**Element box annotations:**
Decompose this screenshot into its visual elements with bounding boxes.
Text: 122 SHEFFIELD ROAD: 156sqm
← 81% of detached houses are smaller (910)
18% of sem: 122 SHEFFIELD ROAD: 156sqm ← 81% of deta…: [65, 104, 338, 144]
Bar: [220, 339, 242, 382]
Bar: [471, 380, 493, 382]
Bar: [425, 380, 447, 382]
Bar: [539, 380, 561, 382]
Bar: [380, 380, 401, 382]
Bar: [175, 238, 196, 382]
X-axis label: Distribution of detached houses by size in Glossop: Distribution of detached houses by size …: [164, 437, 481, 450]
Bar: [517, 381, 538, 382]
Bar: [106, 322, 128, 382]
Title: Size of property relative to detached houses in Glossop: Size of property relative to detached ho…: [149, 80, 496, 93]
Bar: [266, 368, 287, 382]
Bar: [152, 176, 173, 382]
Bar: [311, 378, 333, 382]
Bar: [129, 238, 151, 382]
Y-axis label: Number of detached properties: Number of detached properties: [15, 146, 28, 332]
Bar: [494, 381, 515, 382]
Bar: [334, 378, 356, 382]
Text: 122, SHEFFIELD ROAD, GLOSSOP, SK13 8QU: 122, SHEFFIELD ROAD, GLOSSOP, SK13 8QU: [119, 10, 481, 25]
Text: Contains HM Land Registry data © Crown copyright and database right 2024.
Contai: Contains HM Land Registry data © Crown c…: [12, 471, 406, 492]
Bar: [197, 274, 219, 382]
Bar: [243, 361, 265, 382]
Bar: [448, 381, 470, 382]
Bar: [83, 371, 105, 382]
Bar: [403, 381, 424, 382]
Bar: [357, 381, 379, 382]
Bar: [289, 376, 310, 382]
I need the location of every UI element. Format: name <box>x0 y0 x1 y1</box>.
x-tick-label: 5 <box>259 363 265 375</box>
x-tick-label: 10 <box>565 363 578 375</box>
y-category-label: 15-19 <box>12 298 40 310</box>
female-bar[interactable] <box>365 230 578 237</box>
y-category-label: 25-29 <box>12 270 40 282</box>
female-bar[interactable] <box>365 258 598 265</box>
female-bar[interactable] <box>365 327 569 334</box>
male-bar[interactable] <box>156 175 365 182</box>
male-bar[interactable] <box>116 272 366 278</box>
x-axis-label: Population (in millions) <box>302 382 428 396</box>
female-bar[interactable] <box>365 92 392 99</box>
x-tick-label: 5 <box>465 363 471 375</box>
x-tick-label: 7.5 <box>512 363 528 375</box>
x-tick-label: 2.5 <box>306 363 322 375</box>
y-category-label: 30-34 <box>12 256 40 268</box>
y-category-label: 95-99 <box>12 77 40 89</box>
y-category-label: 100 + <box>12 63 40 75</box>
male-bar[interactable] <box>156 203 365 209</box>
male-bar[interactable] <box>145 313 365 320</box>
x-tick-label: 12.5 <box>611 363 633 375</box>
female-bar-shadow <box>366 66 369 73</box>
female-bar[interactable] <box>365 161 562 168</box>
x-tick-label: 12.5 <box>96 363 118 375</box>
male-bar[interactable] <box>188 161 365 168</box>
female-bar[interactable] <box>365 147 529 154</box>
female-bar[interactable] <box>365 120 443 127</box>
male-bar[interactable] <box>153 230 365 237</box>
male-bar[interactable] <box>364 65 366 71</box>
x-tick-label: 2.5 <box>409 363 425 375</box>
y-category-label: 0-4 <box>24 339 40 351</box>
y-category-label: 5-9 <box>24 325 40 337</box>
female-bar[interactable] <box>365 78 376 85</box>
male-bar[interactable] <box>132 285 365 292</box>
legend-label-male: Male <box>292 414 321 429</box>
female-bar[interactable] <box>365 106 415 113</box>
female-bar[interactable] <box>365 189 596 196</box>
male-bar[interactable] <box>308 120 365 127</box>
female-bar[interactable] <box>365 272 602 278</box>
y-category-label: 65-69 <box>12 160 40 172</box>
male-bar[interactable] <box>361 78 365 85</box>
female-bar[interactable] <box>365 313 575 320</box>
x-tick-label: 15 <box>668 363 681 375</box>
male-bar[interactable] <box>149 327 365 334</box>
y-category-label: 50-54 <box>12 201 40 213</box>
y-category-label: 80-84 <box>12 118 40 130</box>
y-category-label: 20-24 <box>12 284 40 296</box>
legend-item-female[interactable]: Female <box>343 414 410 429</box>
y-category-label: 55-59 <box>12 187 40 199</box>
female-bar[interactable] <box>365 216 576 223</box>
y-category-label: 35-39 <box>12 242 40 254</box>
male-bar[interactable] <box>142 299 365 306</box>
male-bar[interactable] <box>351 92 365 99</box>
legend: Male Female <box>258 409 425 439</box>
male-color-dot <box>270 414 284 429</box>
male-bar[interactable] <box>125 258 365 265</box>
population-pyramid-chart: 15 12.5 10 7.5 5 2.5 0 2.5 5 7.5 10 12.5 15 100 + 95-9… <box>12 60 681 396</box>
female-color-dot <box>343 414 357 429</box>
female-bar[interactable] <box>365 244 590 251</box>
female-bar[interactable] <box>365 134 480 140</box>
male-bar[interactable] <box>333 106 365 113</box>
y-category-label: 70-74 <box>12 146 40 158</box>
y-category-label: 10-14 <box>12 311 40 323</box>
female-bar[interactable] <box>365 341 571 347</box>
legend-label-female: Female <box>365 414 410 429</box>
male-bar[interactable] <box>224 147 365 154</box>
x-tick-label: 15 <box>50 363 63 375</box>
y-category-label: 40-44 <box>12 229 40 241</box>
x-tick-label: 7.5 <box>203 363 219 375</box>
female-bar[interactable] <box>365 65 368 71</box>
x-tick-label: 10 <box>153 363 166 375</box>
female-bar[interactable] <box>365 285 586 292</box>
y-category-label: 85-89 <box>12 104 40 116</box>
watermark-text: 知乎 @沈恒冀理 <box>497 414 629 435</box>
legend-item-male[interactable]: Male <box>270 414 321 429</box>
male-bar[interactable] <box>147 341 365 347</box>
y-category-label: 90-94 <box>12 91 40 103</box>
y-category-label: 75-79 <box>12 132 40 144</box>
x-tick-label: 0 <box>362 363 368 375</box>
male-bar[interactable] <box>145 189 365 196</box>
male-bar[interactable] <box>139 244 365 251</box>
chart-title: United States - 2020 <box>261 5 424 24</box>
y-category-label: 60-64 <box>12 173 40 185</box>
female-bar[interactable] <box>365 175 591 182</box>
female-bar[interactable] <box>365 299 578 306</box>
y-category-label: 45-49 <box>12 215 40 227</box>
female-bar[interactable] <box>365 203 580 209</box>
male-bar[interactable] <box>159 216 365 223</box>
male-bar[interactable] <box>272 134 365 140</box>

**Problem statement:**
Copy the lines of the material word for word, starting at its first line and ending at the line that contains "Bar: [220, 339, 242, 382]", both included.

**Answer to this exercise:**
Decompose this screenshot into its visual elements with bounding boxes.
Text: 122 SHEFFIELD ROAD: 156sqm
← 81% of detached houses are smaller (910)
18% of sem: 122 SHEFFIELD ROAD: 156sqm ← 81% of deta…: [65, 104, 338, 144]
Bar: [220, 339, 242, 382]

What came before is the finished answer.